- [SHORT TASK] Reproduce the data exactly and drop any pictures it holds.

Collected data entries:
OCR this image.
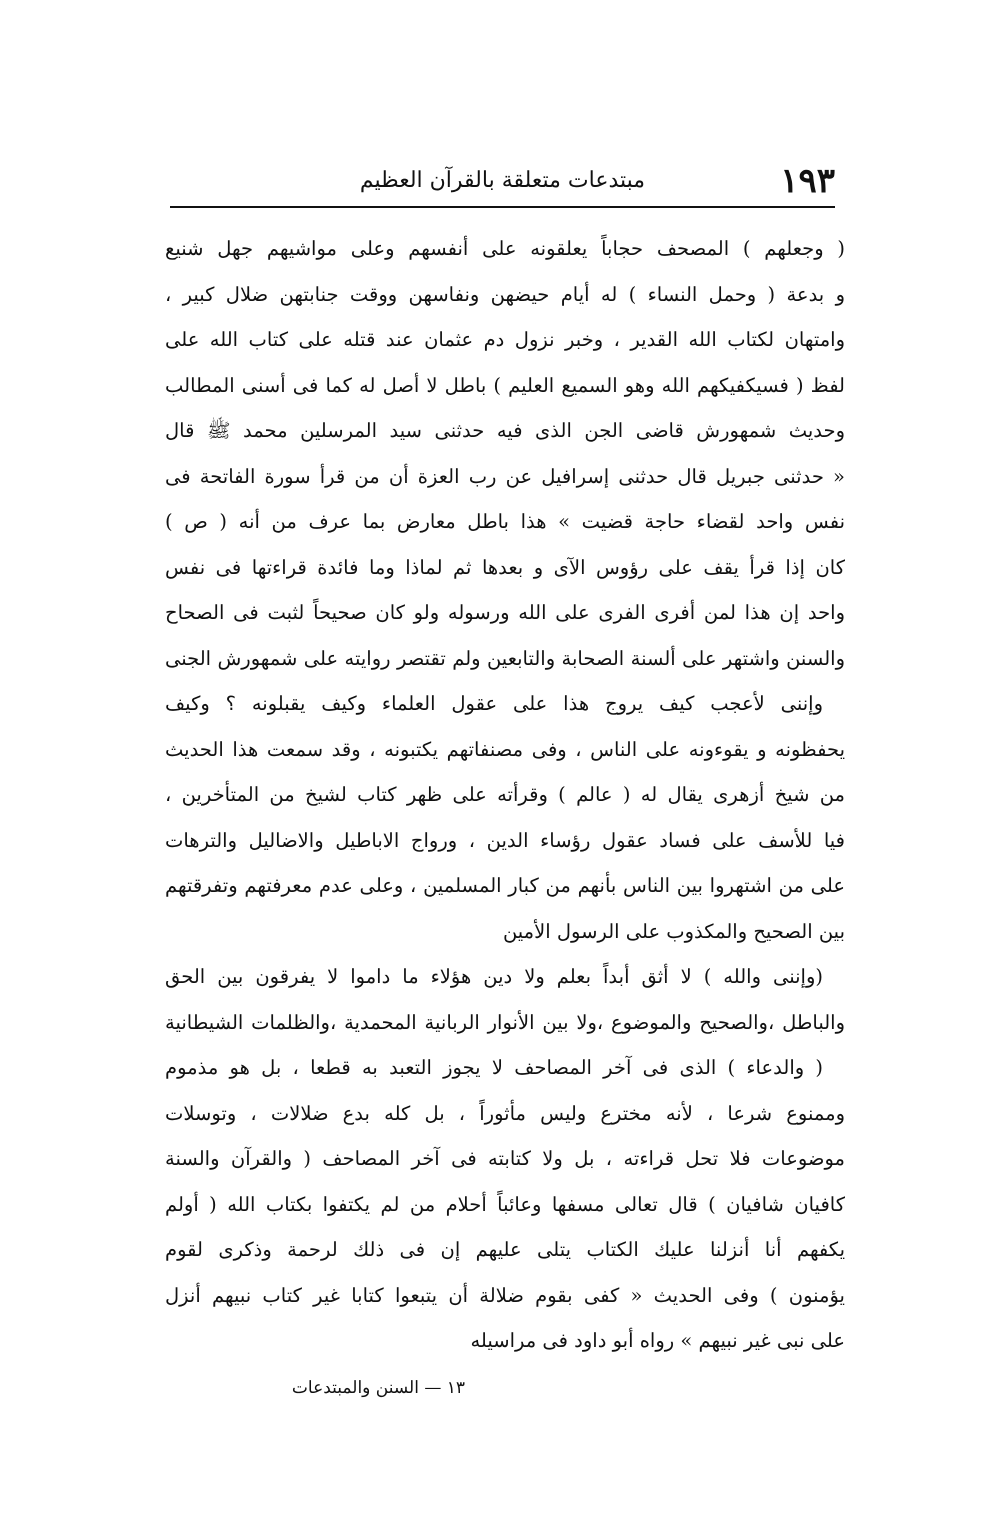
١٩٣
مبتدعات متعلقة بالقرآن العظيم
( وجعلهم ) المصحف حجاباً يعلقونه على أنفسهم وعلى مواشيهم جهل شنيع
و بدعة ( وحمل النساء ) له أيام حيضهن ونفاسهن ووقت جنابتهن ضلال كبير ،
وامتهان لكتاب الله القدير ، وخبر نزول دم عثمان عند قتله على كتاب الله على
لفظ ( فسيكفيكهم الله وهو السميع العليم ) باطل لا أصل له كما فى أسنى المطالب
وحديث شمهورش قاضى الجن الذى فيه حدثنى سيد المرسلين محمد ﷺ قال
« حدثنى جبريل قال حدثنى إسرافيل عن رب العزة أن من قرأ سورة الفاتحة فى
نفس واحد لقضاء حاجة قضيت » هذا باطل معارض بما عرف من أنه ( ص )
كان إذا قرأ يقف على رؤوس الآى و بعدها ثم لماذا وما فائدة قراءتها فى نفس
واحد إن هذا لمن أفرى الفرى على الله ورسوله ولو كان صحيحاً لثبت فى الصحاح
والسنن واشتهر على ألسنة الصحابة والتابعين ولم تقتصر روايته على شمهورش الجنى
وإننى لأعجب كيف يروج هذا على عقول العلماء وكيف يقبلونه ؟ وكيف
يحفظونه و يقوءونه على الناس ، وفى مصنفاتهم يكتبونه ، وقد سمعت هذا الحديث
من شيخ أزهرى يقال له ( عالم ) وقرأته على ظهر كتاب لشيخ من المتأخرين ،
فيا للأسف على فساد عقول رؤساء الدين ، ورواج الاباطيل والاضاليل والترهات
على من اشتهروا بين الناس بأنهم من كبار المسلمين ، وعلى عدم معرفتهم وتفرقتهم
بين الصحيح والمكذوب على الرسول الأمين
(وإننى والله ) لا أثق أبداً بعلم ولا دين هؤلاء ما داموا لا يفرقون بين الحق
والباطل ،والصحيح والموضوع ،ولا بين الأنوار الربانية المحمدية ،والظلمات الشيطانية
( والدعاء ) الذى فى آخر المصاحف لا يجوز التعبد به قطعا ، بل هو مذموم
وممنوع شرعا ، لأنه مخترع وليس مأثوراً ، بل كله بدع ضلالات ، وتوسلات
موضوعات فلا تحل قراءته ، بل ولا كتابته فى آخر المصاحف ( والقرآن والسنة
كافيان شافيان ) قال تعالى مسفها وعائباً أحلام من لم يكتفوا بكتاب الله ( أولم
يكفهم أنا أنزلنا عليك الكتاب يتلى عليهم إن فى ذلك لرحمة وذكرى لقوم
يؤمنون ) وفى الحديث « كفى بقوم ضلالة أن يتبعوا كتابا غير كتاب نبيهم أنزل
على نبى غير نبيهم » رواه أبو داود فى مراسيله
١٣ — السنن والمبتدعات
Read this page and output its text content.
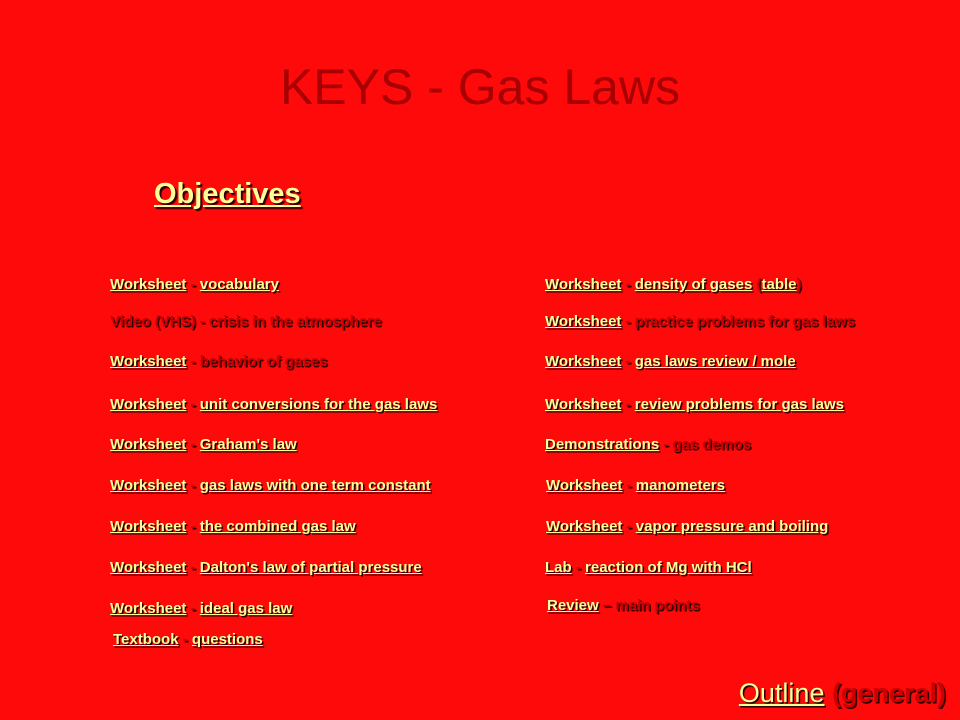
KEYS - Gas Laws
Objectives
Worksheet - vocabulary
Video (VHS) - crisis in the atmosphere
Worksheet - behavior of gases
Worksheet - unit conversions for the gas laws
Worksheet - Graham's law
Worksheet - gas laws with one term constant
Worksheet - the combined gas law
Worksheet - Dalton's law of partial pressure
Worksheet - ideal gas law
Textbook - questions
Worksheet - density of gases (table)
Worksheet - practice problems for gas laws
Worksheet - gas laws review / mole
Worksheet - review problems for gas laws
Demonstrations - gas demos
Worksheet - manometers
Worksheet - vapor pressure and boiling
Lab - reaction of Mg with HCl
Review – main points
Outline (general)
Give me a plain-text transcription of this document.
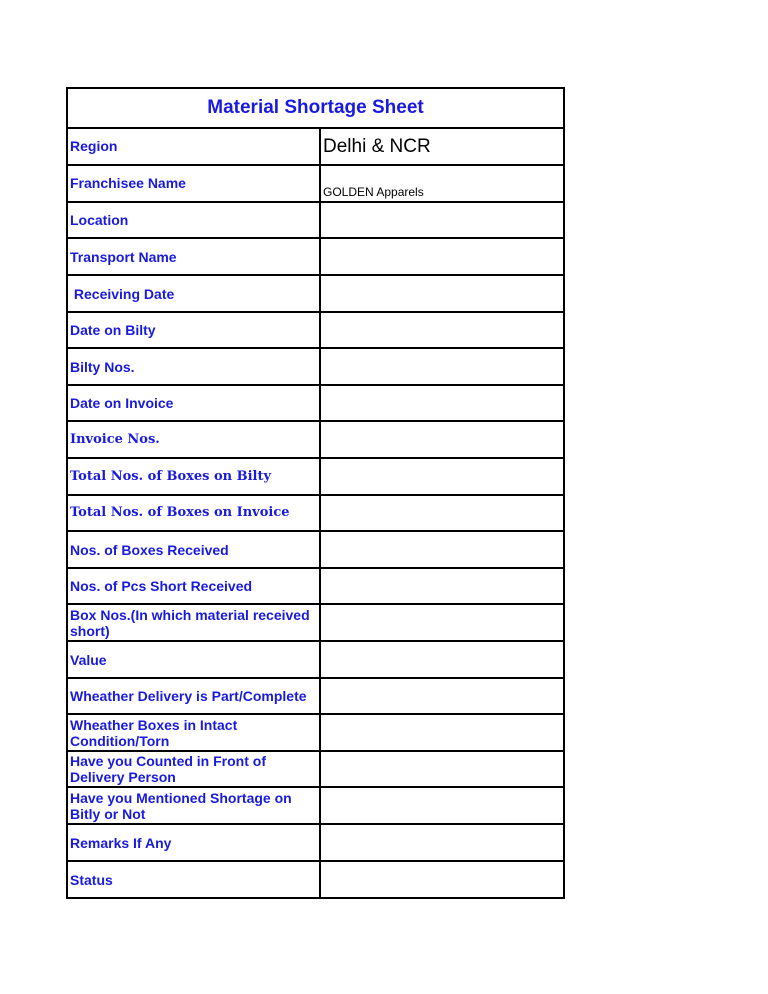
Material Shortage Sheet
Region	Delhi & NCR
Franchisee Name
GOLDEN Apparels
Location
Transport Name
Receiving Date
Date on Bilty
Bilty Nos.
Date on Invoice
Invoice Nos.
Total Nos. of Boxes on Bilty
Total Nos. of Boxes on Invoice
Nos. of Boxes Received
Nos. of Pcs Short Received
Box Nos.(In which material received short)
Value
Wheather Delivery is Part/Complete
Wheather Boxes in Intact Condition/Torn
Have you Counted in Front of Delivery Person
Have you Mentioned Shortage on Bitly or Not
Remarks If Any
Status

- [OUTPUT BELOW]
OCR this image.
١٩٣
مبتدعات متعلقة بالقرآن العظيم
( وجعلهم ) المصحف حجاباً يعلقونه على أنفسهم وعلى مواشيهم جهل شنيع
و بدعة ( وحمل النساء ) له أيام حيضهن ونفاسهن ووقت جنابتهن ضلال كبير ،
وامتهان لكتاب الله القدير ، وخبر نزول دم عثمان عند قتله على كتاب الله على
لفظ ( فسيكفيكهم الله وهو السميع العليم ) باطل لا أصل له كما فى أسنى المطالب
وحديث شمهورش قاضى الجن الذى فيه حدثنى سيد المرسلين محمد ﷺ قال
« حدثنى جبريل قال حدثنى إسرافيل عن رب العزة أن من قرأ سورة الفاتحة فى
نفس واحد لقضاء حاجة قضيت » هذا باطل معارض بما عرف من أنه ( ص )
كان إذا قرأ يقف على رؤوس الآى و بعدها ثم لماذا وما فائدة قراءتها فى نفس
واحد إن هذا لمن أفرى الفرى على الله ورسوله ولو كان صحيحاً لثبت فى الصحاح
والسنن واشتهر على ألسنة الصحابة والتابعين ولم تقتصر روايته على شمهورش الجنى
وإننى لأعجب كيف يروج هذا على عقول العلماء وكيف يقبلونه ؟ وكيف
يحفظونه و يقوءونه على الناس ، وفى مصنفاتهم يكتبونه ، وقد سمعت هذا الحديث
من شيخ أزهرى يقال له ( عالم ) وقرأته على ظهر كتاب لشيخ من المتأخرين ،
فيا للأسف على فساد عقول رؤساء الدين ، ورواج الاباطيل والاضاليل والترهات
على من اشتهروا بين الناس بأنهم من كبار المسلمين ، وعلى عدم معرفتهم وتفرقتهم
بين الصحيح والمكذوب على الرسول الأمين
(وإننى والله ) لا أثق أبداً بعلم ولا دين هؤلاء ما داموا لا يفرقون بين الحق
والباطل ،والصحيح والموضوع ،ولا بين الأنوار الربانية المحمدية ،والظلمات الشيطانية
( والدعاء ) الذى فى آخر المصاحف لا يجوز التعبد به قطعا ، بل هو مذموم
وممنوع شرعا ، لأنه مخترع وليس مأثوراً ، بل كله بدع ضلالات ، وتوسلات
موضوعات فلا تحل قراءته ، بل ولا كتابته فى آخر المصاحف ( والقرآن والسنة
كافيان شافيان ) قال تعالى مسفها وعائباً أحلام من لم يكتفوا بكتاب الله ( أولم
يكفهم أنا أنزلنا عليك الكتاب يتلى عليهم إن فى ذلك لرحمة وذكرى لقوم
يؤمنون ) وفى الحديث « كفى بقوم ضلالة أن يتبعوا كتابا غير كتاب نبيهم أنزل
على نبى غير نبيهم » رواه أبو داود فى مراسيله
١٣ — السنن والمبتدعات
Read this page and output its text content.
KEYS - Gas Laws
Objectives
Worksheet - vocabulary
Video (VHS) - crisis in the atmosphere
Worksheet - behavior of gases
Worksheet - unit conversions for the gas laws
Worksheet - Graham's law
Worksheet - gas laws with one term constant
Worksheet - the combined gas law
Worksheet - Dalton's law of partial pressure
Worksheet - ideal gas law
Textbook - questions
Worksheet - density of gases (table)
Worksheet - practice problems for gas laws
Worksheet - gas laws review / mole
Worksheet - review problems for gas laws
Demonstrations - gas demos
Worksheet - manometers
Worksheet - vapor pressure and boiling
Lab - reaction of Mg with HCl
Review – main points
Outline (general)
Give me a plain-text transcription of this document.
Material Shortage Sheet
Region	Delhi & NCR
Franchisee Name
GOLDEN Apparels
Location
Transport Name
Receiving Date
Date on Bilty
Bilty Nos.
Date on Invoice
Invoice Nos.
Total Nos. of Boxes on Bilty
Total Nos. of Boxes on Invoice
Nos. of Boxes Received
Nos. of Pcs Short Received
Box Nos.(In which material received short)
Value
Wheather Delivery is Part/Complete
Wheather Boxes in Intact Condition/Torn
Have you Counted in Front of Delivery Person
Have you Mentioned Shortage on Bitly or Not
Remarks If Any
Status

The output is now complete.